Selection:
===

- Born: Jewel Limar August 12, 1931 Hutton, Louisiana, U.S.
- Died: August 1, 2014 (aged 82)
- Spouse: James Jordan Prestage ​ ​(m. 1953)​
- Children: 5, including Grady Prestage

Academic background
- Education: Southern University
- Alma mater: University of Iowa

Academic work
- Discipline: Political scientist, Citizen activist, Educator
- Institutions: Prairie View A&M University Southern University
- Notable works: A Portrait of Marginality

= Jewel Prestage =

American political scientist and activist

Jewel Limar Prestage (August 12, 1931 – August 1, 2014) was an American political scientist, citizen activist, educator, mentor, and author. She is the first African-American woman to receive a doctorate in political science in the United States. Prestage mentored many others in her field, which is how she received the title, "The Mother of Black Political Science." Prestage conducted ample research on African Americans' role in the political process. In 1977, she co-authored the anthology A Portrait of Marginality, which examines the political socialization of Black women.

== Early life and education ==
Jewel Limar Prestage was born in Hutton, a small community in Vernon Parish, Louisiana, to Sallie Bell Johnson and Brudis Leroy Limar, Sr. She was one of 16 children, although only 10 siblings lived to adulthood. She moved at a young age to Alexandria, Louisiana where she was baptized at the True Vine Missionary Baptist Church. At the age of 16, Prestage graduated as the valedictorian from Peabody High School.

===

Dataset rows:
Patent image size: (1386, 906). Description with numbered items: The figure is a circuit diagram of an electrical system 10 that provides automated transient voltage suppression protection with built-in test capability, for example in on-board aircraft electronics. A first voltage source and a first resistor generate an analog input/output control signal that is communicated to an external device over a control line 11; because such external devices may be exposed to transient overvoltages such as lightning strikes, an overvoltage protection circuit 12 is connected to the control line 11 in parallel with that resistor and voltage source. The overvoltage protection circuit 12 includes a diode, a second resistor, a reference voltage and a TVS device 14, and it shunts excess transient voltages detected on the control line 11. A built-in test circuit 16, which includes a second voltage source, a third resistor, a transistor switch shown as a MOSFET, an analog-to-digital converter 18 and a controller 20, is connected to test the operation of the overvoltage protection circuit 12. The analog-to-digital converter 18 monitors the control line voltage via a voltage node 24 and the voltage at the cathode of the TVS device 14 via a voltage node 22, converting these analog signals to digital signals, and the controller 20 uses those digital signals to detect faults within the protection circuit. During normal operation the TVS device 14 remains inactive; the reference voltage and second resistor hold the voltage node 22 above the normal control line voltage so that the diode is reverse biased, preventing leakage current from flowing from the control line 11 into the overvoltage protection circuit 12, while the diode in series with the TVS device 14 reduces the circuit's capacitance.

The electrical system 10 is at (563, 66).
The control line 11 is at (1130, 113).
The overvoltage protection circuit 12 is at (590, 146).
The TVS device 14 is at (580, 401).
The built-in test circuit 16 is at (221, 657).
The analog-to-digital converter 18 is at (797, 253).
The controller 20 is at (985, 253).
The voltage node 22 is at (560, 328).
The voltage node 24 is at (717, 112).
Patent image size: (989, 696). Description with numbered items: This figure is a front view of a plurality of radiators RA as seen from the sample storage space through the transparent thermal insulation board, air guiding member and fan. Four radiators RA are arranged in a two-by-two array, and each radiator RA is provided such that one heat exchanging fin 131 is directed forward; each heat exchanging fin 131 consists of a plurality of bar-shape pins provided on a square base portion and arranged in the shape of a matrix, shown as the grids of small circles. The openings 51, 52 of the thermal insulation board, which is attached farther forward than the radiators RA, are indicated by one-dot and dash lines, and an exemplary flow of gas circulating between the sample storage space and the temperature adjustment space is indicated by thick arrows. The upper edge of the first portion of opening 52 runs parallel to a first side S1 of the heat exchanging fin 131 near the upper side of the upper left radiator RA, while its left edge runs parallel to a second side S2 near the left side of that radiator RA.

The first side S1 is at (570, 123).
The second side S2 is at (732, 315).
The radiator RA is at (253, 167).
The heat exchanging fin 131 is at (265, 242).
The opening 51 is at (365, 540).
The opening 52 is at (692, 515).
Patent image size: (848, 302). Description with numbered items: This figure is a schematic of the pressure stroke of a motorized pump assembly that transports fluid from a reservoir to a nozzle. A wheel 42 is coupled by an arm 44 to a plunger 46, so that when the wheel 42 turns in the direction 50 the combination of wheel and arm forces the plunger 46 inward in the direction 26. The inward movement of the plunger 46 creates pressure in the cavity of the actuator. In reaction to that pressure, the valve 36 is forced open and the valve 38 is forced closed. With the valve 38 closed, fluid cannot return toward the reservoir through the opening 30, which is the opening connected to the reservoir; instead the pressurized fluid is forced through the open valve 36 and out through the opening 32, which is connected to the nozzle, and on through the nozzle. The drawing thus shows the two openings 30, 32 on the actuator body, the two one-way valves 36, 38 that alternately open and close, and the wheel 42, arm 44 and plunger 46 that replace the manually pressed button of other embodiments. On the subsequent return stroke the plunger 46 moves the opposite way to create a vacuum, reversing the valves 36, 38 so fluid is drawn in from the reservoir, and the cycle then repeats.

===

Tasks to perform:
1 – What title did Prestage receive for mentoring others in her field, according to the Jewel Prestage biography?
2 – Pick up the Jewel Prestage biography after its final sentence and keep writing it.

Answers for the exercise:
1 – "The Mother of Black Political Science."

2 –
She started in the fall of 1948 at Southern University. Prestage was inducted into the Alpha Kappa Alpha sorority through the Beta Psi chapter in 1950. She majored in political science and graduated summa cum laude in 1951. Prestage met her husband, Dr. James Jordan Prestage, while attending Southern University. They married in 1953, after he returned from his military service in the Korean War.

She wanted to continue into graduate school, but African Americans were not allowed admission to the only Louisiana public university that offered a doctoral program in political science, Louisiana State University. In order to maintain segregation, the state legislature paid $375 per semester for Prestage to attend graduate school at the University of Iowa. In 1952, she received a master's degree and completed a doctorate in 1954 at the age of 22. She was inducted into Pi Sigma Alpha, the National Political Science Honor Society.

As a student at the University of Iowa, she recalled not having any African American professors or mentors, so she relied on Southern University for Black male political science mentors. There were no female political science mentors at Southern University that Prestage could find. Prestage strived to remedy this lack of representation throughout her career.

== Career ==
After completing her doctorate, Prestage taught at Prairie View A&M University for two years. Then, she returned to Southern University as a faculty member. At her alma mater, Prestage pioneered many initiatives that brought prominent political science figures to Southern University. Some of these figures included ambassadors to nations like Kenya and Sierra Leone as well as the President of the United Nations General Assembly. As a faculty member, she mentored many political science majors who went on to become political scientists, lawyers, and state representatives. Her mentees were given the name "Jewel's Gems" at Southern University. She eventually became a departmental chair and the dean of the School of Public Policy and Urban Affairs. When she retired in 1989, Southern University recognized Prestage with the honor of Distinguished Professor Emeritus, because of her work at the university.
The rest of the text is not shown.